• [JOB] Read the listing below and copy out every line that holds "jeudi".

(Dataset entries)
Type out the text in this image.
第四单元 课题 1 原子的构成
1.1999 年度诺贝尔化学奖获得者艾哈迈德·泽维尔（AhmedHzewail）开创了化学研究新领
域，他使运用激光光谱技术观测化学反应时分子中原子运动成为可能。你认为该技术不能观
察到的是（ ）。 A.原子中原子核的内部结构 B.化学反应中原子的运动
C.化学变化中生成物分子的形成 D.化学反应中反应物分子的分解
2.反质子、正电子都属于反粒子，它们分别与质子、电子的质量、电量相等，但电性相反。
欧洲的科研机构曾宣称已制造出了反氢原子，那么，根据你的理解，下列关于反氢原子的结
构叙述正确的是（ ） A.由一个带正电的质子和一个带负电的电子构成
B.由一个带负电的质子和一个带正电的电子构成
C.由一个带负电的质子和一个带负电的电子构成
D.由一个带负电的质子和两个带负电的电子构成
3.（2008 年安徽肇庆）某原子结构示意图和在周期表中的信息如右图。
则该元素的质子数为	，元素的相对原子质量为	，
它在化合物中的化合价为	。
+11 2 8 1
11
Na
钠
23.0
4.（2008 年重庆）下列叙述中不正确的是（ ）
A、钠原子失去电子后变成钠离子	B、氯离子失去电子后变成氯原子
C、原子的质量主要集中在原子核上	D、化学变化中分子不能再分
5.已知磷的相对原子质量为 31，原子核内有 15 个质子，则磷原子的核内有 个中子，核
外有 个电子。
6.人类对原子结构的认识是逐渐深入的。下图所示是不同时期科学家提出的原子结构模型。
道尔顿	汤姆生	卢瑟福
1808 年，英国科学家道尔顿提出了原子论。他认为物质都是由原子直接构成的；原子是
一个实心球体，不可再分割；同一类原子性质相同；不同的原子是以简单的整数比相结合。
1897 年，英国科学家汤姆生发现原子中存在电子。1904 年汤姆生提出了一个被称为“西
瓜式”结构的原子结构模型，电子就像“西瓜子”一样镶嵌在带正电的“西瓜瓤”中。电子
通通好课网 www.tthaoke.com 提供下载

...

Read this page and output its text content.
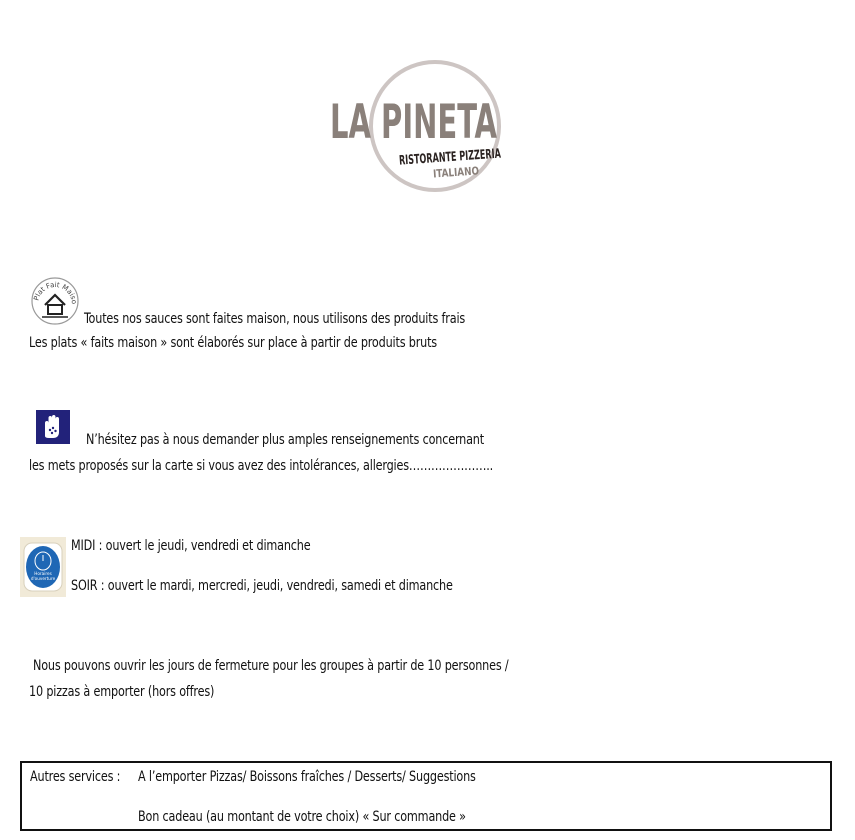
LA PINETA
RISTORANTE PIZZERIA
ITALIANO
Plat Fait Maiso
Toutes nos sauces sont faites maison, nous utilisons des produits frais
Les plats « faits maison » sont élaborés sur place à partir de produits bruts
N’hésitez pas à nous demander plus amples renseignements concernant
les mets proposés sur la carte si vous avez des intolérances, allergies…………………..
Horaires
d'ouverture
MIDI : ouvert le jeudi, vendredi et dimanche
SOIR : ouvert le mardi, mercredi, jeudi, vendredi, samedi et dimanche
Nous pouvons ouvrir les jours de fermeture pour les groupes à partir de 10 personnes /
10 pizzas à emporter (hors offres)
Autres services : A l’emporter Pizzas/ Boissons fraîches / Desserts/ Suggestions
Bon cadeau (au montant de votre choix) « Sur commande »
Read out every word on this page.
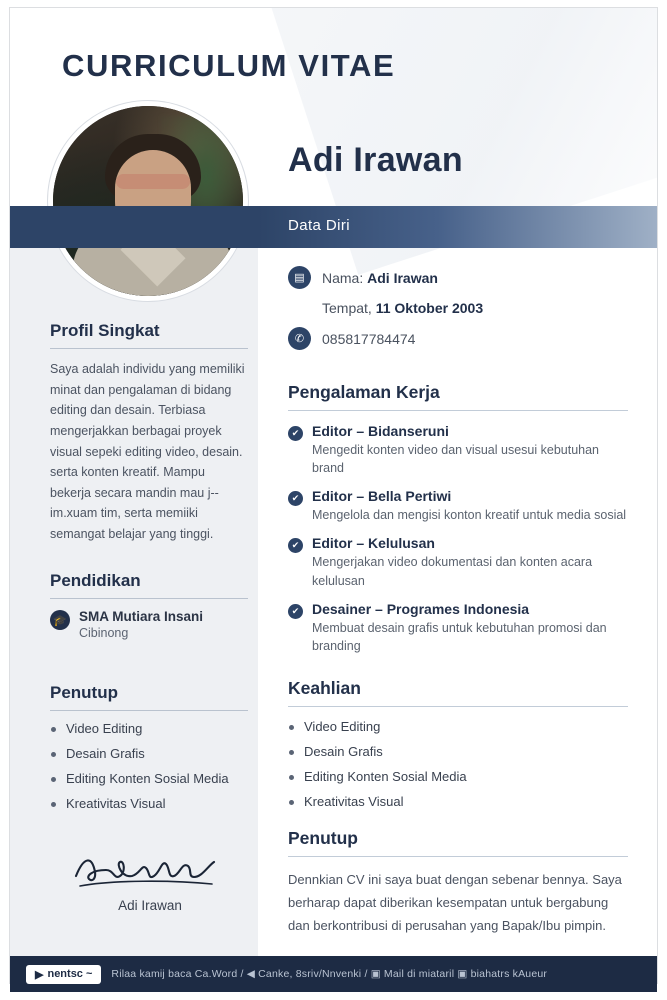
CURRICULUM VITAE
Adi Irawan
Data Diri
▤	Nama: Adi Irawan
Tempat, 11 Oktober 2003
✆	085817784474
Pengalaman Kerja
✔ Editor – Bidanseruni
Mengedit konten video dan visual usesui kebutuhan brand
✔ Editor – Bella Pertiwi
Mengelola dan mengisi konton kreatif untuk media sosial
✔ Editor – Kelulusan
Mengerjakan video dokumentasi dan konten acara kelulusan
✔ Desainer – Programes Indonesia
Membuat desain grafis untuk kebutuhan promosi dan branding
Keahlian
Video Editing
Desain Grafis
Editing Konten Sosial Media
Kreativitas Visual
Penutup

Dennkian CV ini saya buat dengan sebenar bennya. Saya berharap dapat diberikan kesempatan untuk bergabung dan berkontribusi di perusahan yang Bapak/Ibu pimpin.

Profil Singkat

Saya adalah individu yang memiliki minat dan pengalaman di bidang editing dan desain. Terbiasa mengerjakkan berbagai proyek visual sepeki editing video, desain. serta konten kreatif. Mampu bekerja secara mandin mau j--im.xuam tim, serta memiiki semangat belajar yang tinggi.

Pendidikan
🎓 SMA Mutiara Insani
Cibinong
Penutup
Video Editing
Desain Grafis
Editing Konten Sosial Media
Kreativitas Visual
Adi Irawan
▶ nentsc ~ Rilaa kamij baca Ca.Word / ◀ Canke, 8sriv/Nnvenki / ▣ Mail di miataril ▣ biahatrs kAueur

• [RESULT]
MIDI : ouvert le jeudi, vendredi et dimanche
SOIR : ouvert le mardi, mercredi, jeudi, vendredi, samedi et dimanche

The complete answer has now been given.